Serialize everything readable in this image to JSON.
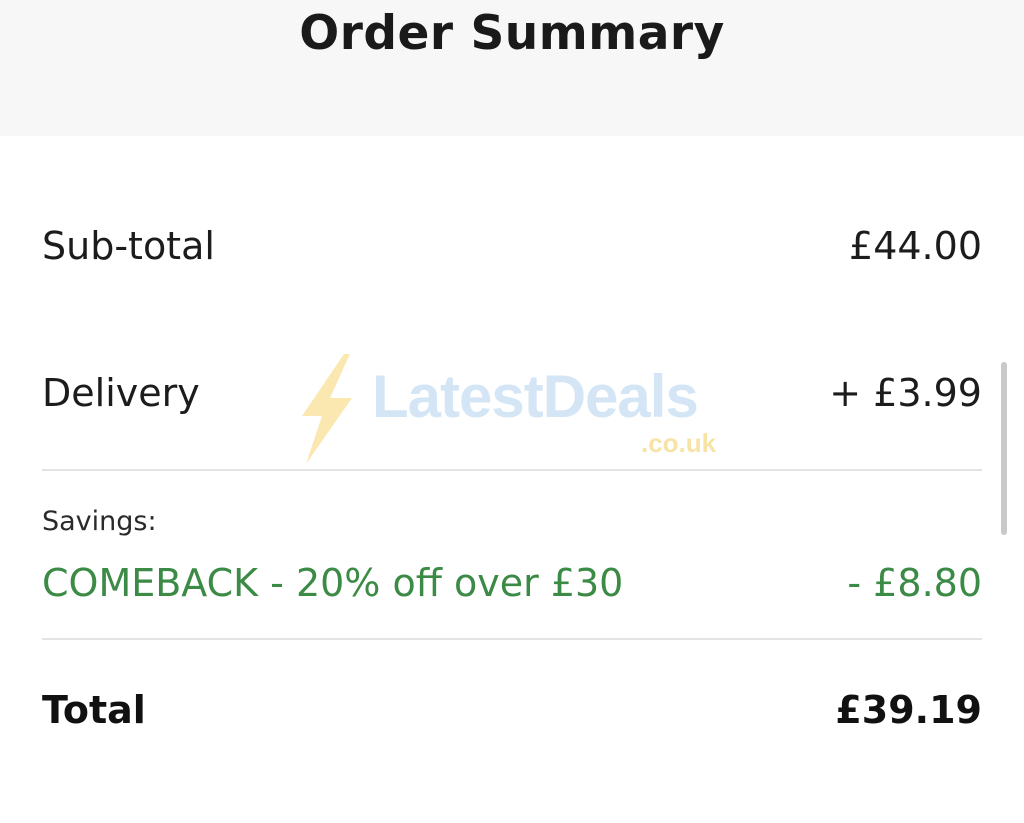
{
  "header": {
    "title": "Order Summary"
  },
  "summary": {
    "subtotal": {
      "label": "Sub-total",
      "value": "£44.00"
    },
    "delivery": {
      "label": "Delivery",
      "value": "+ £3.99"
    },
    "savings": {
      "heading": "Savings:",
      "items": [
        {
          "label": "COMEBACK - 20% off over £30",
          "value": "- £8.80"
        }
      ]
    },
    "total": {
      "label": "Total",
      "value": "£39.19"
    }
  },
  "watermark": {
    "brand": "LatestDeals",
    "domain": ".co.uk",
    "icon": "lightning-bolt-icon"
  },
  "colors": {
    "header_background": "#f7f7f7",
    "savings_green": "#3b8a45",
    "text": "#1c1c1c",
    "divider": "#e4e4e4"
  }
}
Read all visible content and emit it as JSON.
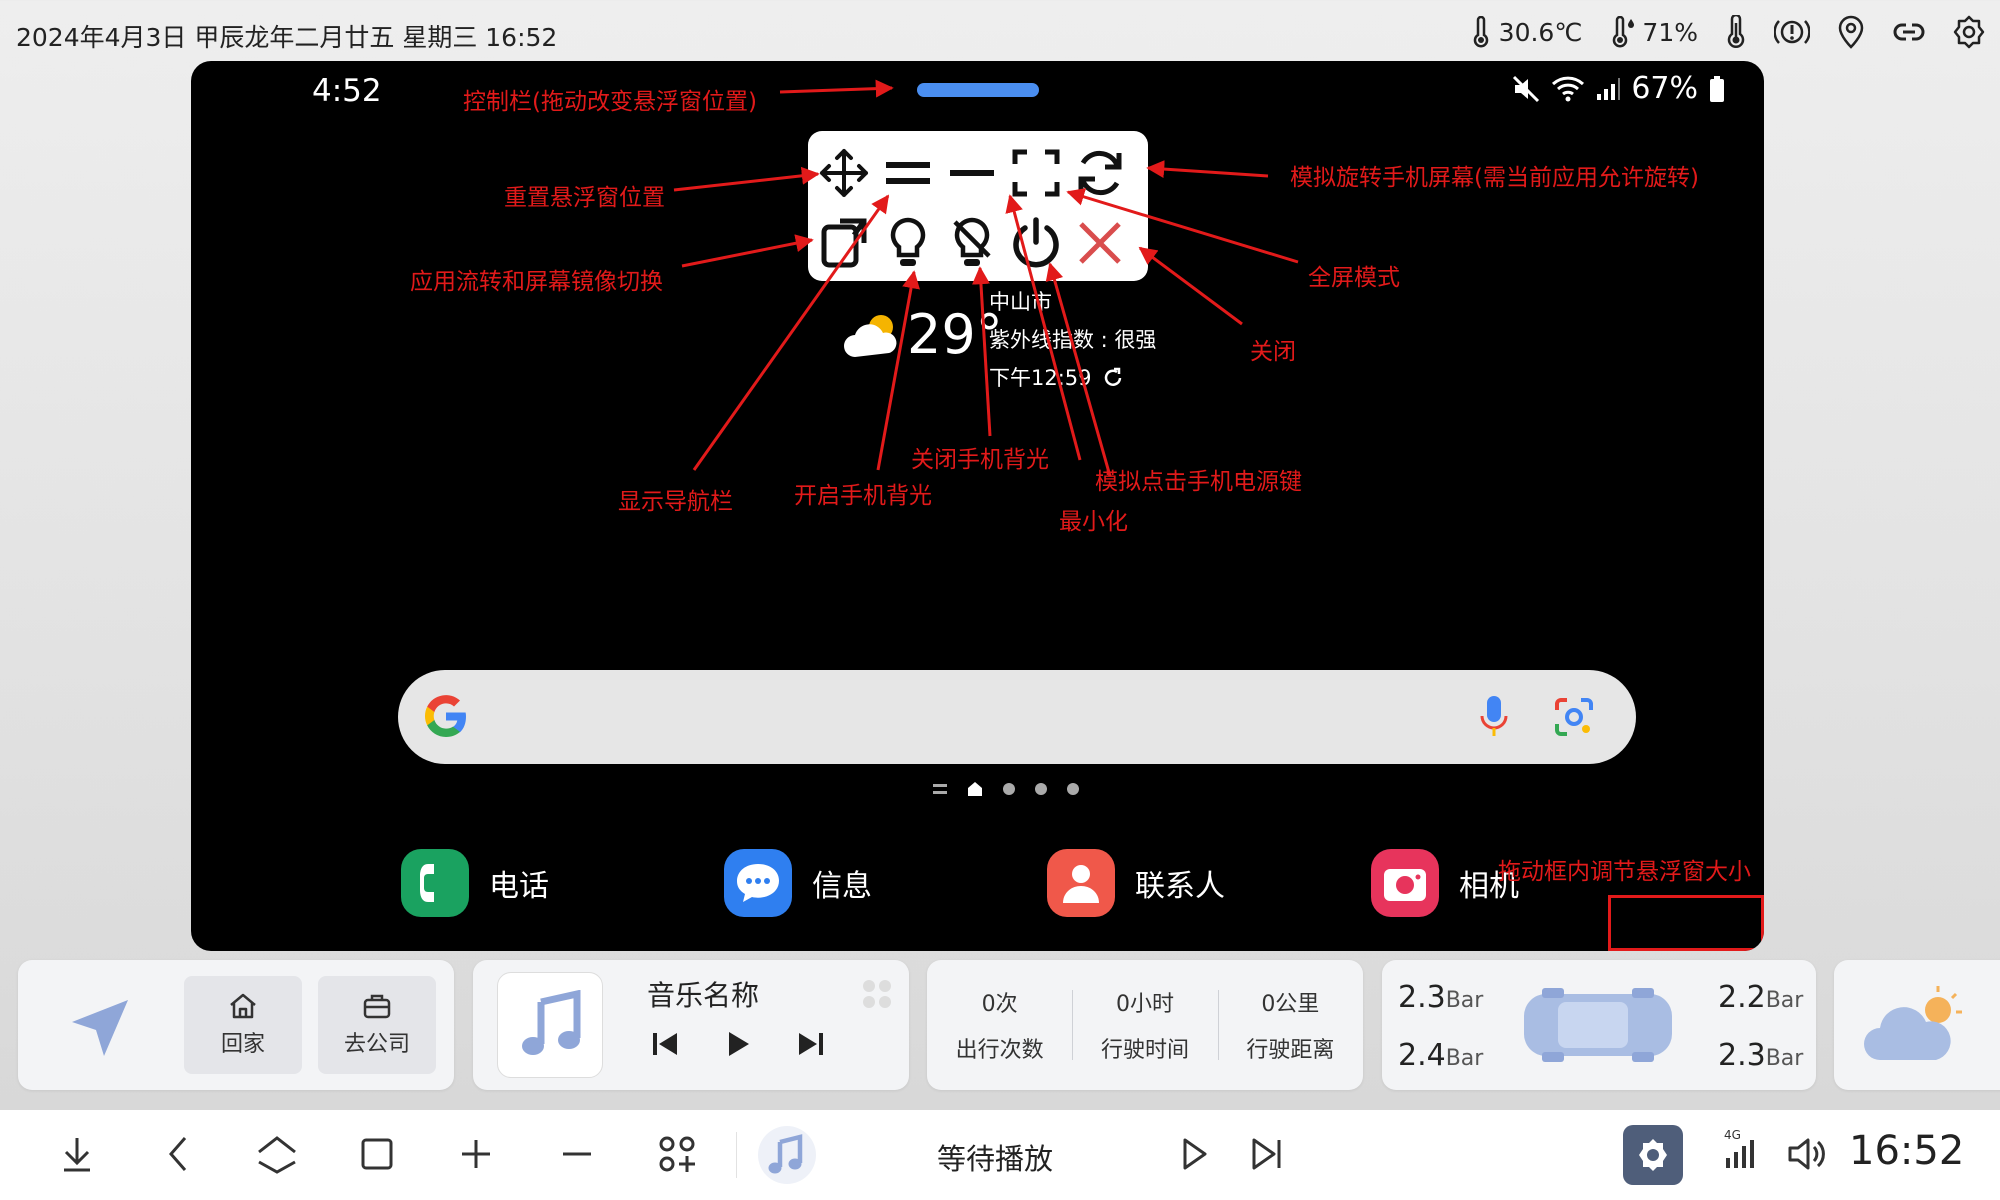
{
  "status_bar": {
    "datetime": "2024年4月3日  甲辰龙年二月廿五  星期三  16:52",
    "temperature": "30.6℃",
    "humidity": "71%"
  },
  "phone": {
    "time": "4:52",
    "battery": "67%",
    "weather": {
      "temperature": "29°",
      "city": "中山市",
      "uv_index": "紫外线指数 : 很强",
      "updated": "下午12:59"
    },
    "dock_apps": [
      {
        "label": "电话",
        "color": "#1aa260"
      },
      {
        "label": "信息",
        "color": "#2f7ff0"
      },
      {
        "label": "联系人",
        "color": "#f0584a"
      },
      {
        "label": "相机",
        "color": "#e7345c"
      }
    ]
  },
  "annotations": {
    "control_bar": "控制栏(拖动改变悬浮窗位置)",
    "reset_position": "重置悬浮窗位置",
    "app_flow": "应用流转和屏幕镜像切换",
    "rotate": "模拟旋转手机屏幕(需当前应用允许旋转)",
    "fullscreen": "全屏模式",
    "close": "关闭",
    "show_nav": "显示导航栏",
    "backlight_on": "开启手机背光",
    "backlight_off": "关闭手机背光",
    "power_key": "模拟点击手机电源键",
    "minimize": "最小化",
    "resize": "拖动框内调节悬浮窗大小"
  },
  "cards": {
    "nav": {
      "home": "回家",
      "work": "去公司"
    },
    "music": {
      "title": "音乐名称"
    },
    "trip": [
      {
        "value": "0次",
        "label": "出行次数"
      },
      {
        "value": "0小时",
        "label": "行驶时间"
      },
      {
        "value": "0公里",
        "label": "行驶距离"
      }
    ],
    "tires": {
      "front_left": "2.3",
      "front_right": "2.2",
      "rear_left": "2.4",
      "rear_right": "2.3",
      "unit": "Bar"
    }
  },
  "bottom_bar": {
    "playback_status": "等待播放",
    "network": "4G",
    "clock": "16:52"
  },
  "colors": {
    "annotation": "#e21a1a",
    "accent": "#4a8ef0",
    "card_icon": "#8fa6d8"
  }
}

---

- _OBJECTIVE_
Write out the entries above verbatim; the pictures do not belong in your copy.

- _ANSWER TO THE TASK_
Serialize everything readable in this image to JSON.
{
  "header": {
    "title": "Order Summary"
  },
  "summary": {
    "subtotal": {
      "label": "Sub-total",
      "value": "£44.00"
    },
    "delivery": {
      "label": "Delivery",
      "value": "+ £3.99"
    },
    "savings": {
      "heading": "Savings:",
      "items": [
        {
          "label": "COMEBACK - 20% off over £30",
          "value": "- £8.80"
        }
      ]
    },
    "total": {
      "label": "Total",
      "value": "£39.19"
    }
  },
  "watermark": {
    "brand": "LatestDeals",
    "domain": ".co.uk",
    "icon": "lightning-bolt-icon"
  },
  "colors": {
    "header_background": "#f7f7f7",
    "savings_green": "#3b8a45",
    "text": "#1c1c1c",
    "divider": "#e4e4e4"
  }
}
Read all visible content and emit it as JSON.
{
  "status_bar": {
    "datetime": "2024年4月3日  甲辰龙年二月廿五  星期三  16:52",
    "temperature": "30.6℃",
    "humidity": "71%"
  },
  "phone": {
    "time": "4:52",
    "battery": "67%",
    "weather": {
      "temperature": "29°",
      "city": "中山市",
      "uv_index": "紫外线指数 : 很强",
      "updated": "下午12:59"
    },
    "dock_apps": [
      {
        "label": "电话",
        "color": "#1aa260"
      },
      {
        "label": "信息",
        "color": "#2f7ff0"
      },
      {
        "label": "联系人",
        "color": "#f0584a"
      },
      {
        "label": "相机",
        "color": "#e7345c"
      }
    ]
  },
  "annotations": {
    "control_bar": "控制栏(拖动改变悬浮窗位置)",
    "reset_position": "重置悬浮窗位置",
    "app_flow": "应用流转和屏幕镜像切换",
    "rotate": "模拟旋转手机屏幕(需当前应用允许旋转)",
    "fullscreen": "全屏模式",
    "close": "关闭",
    "show_nav": "显示导航栏",
    "backlight_on": "开启手机背光",
    "backlight_off": "关闭手机背光",
    "power_key": "模拟点击手机电源键",
    "minimize": "最小化",
    "resize": "拖动框内调节悬浮窗大小"
  },
  "cards": {
    "nav": {
      "home": "回家",
      "work": "去公司"
    },
    "music": {
      "title": "音乐名称"
    },
    "trip": [
      {
        "value": "0次",
        "label": "出行次数"
      },
      {
        "value": "0小时",
        "label": "行驶时间"
      },
      {
        "value": "0公里",
        "label": "行驶距离"
      }
    ],
    "tires": {
      "front_left": "2.3",
      "front_right": "2.2",
      "rear_left": "2.4",
      "rear_right": "2.3",
      "unit": "Bar"
    }
  },
  "bottom_bar": {
    "playback_status": "等待播放",
    "network": "4G",
    "clock": "16:52"
  },
  "colors": {
    "annotation": "#e21a1a",
    "accent": "#4a8ef0",
    "card_icon": "#8fa6d8"
  }
}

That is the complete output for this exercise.